Consegna: Riscrivi il brano sul caso Mattei partendo dalle parole "Una iniziativa editoriale" e fermandoti dopo "del fondatore dell'Eni.". Nel farlo, metti "cattivo servizio" al posto di "brutto servizio".

Brano estratto:
-------------------------

Con torbide congetture sul contesto in cui maturò il delitto

Vita delle Società - Associazioni

“Il caso Mattei, le prove sull'omicidio del presidente dell'Eni” è il titolo del libro, edito alla fine di marzo da Chiarelettere (354 pagine, 18 €), che analizza, con elementi di giudizio inediti, bugie, depistaggi e manipolazioni che hanno caratterizzato l'accertamento della verità sulle cause della morte di Enrico Mattei, il 27 ottobre 1962 a Bascapè. Autori Vincenzo Calia, il magistrato di Pavia (oggi sostituto procuratore generale a Milano) che nel 1994 riaprì le indagini e dieci anni dopo nel marzo del 2003, smontando la tesi dell'incidente, accertò che l'aereo era stato sabotato, senza però riuscire a risalire agli esecutori e ai mandanti, e Sabrina Pisu, una giornalista di Euronews, che ha convinto il magistrato a ripercorrere e a raccontare nella prima parte del libro (da pag. 17 a pag. 202) tutte le fasi dell'indagine e che nella seconda parte (da pag. 203 a pag. 361) si sofferma a indagare sul ruolo avuto dalla stampa nel manipolare o ignorare la verità.

Una iniziativa editoriale che prende spunto dal caso Mattei per aprire un vero e proprio “processo al silenzio” che circonda tanti altri lati oscuri della storia del nostro Paese, dal caso De Mauro al caso Pasolini ma non solo, con il rischio che il libro, anzichè contribuire a cercare la verità, finisca col complicarla. Che sarebbe un brutto servizio alla memoria del fondatore dell'Eni.

-------------------------

Dati forniti:
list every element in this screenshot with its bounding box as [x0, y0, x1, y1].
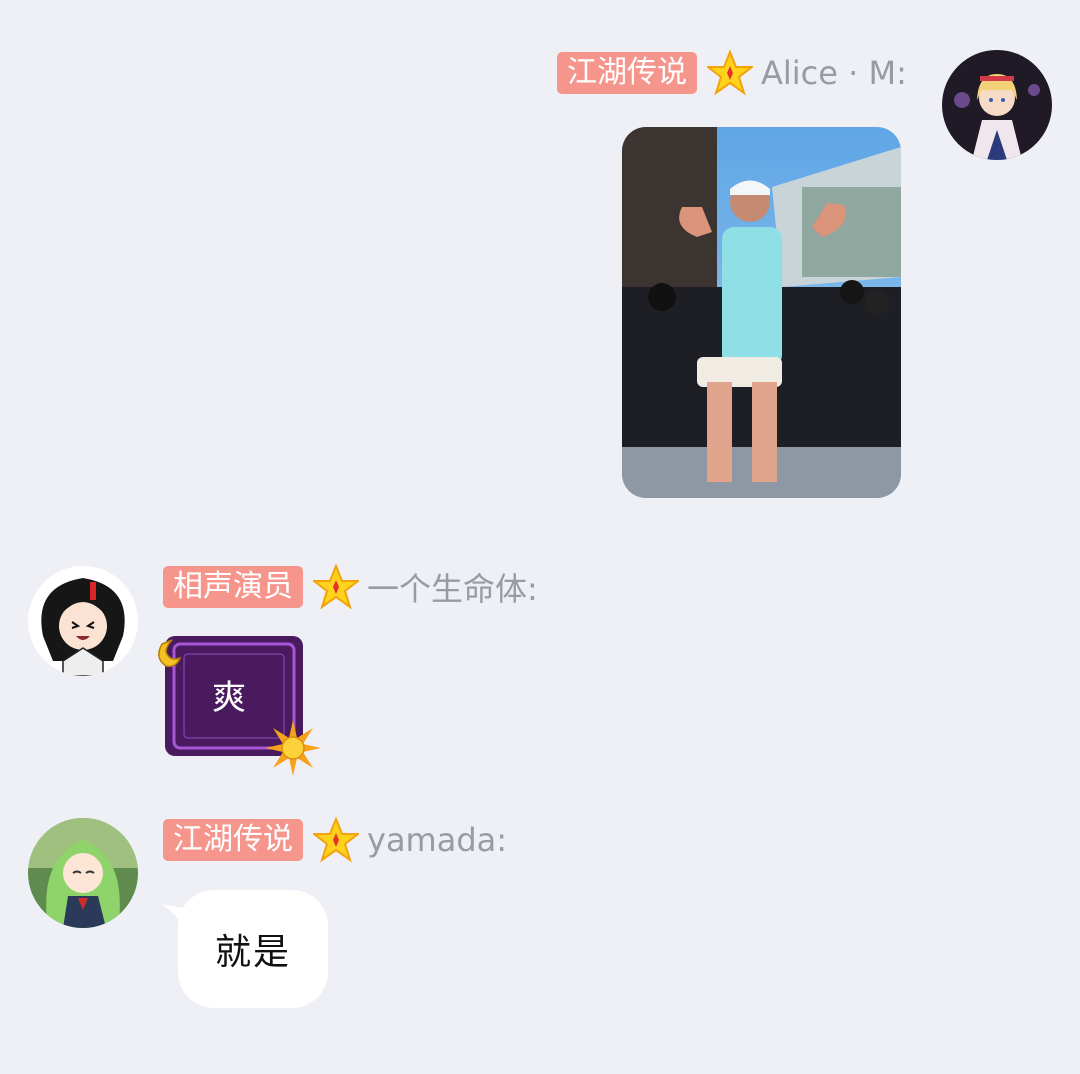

-------------------------

Soluzione:
Una iniziativa editoriale che prende spunto dal caso Mattei per aprire un vero e proprio “processo al silenzio” che circonda tanti altri lati oscuri della storia del nostro Paese, dal caso De Mauro al caso Pasolini ma non solo, con il rischio che il libro, anzichè contribuire a cercare la verità, finisca col complicarla. Che sarebbe un cattivo servizio alla memoria del fondatore dell'Eni.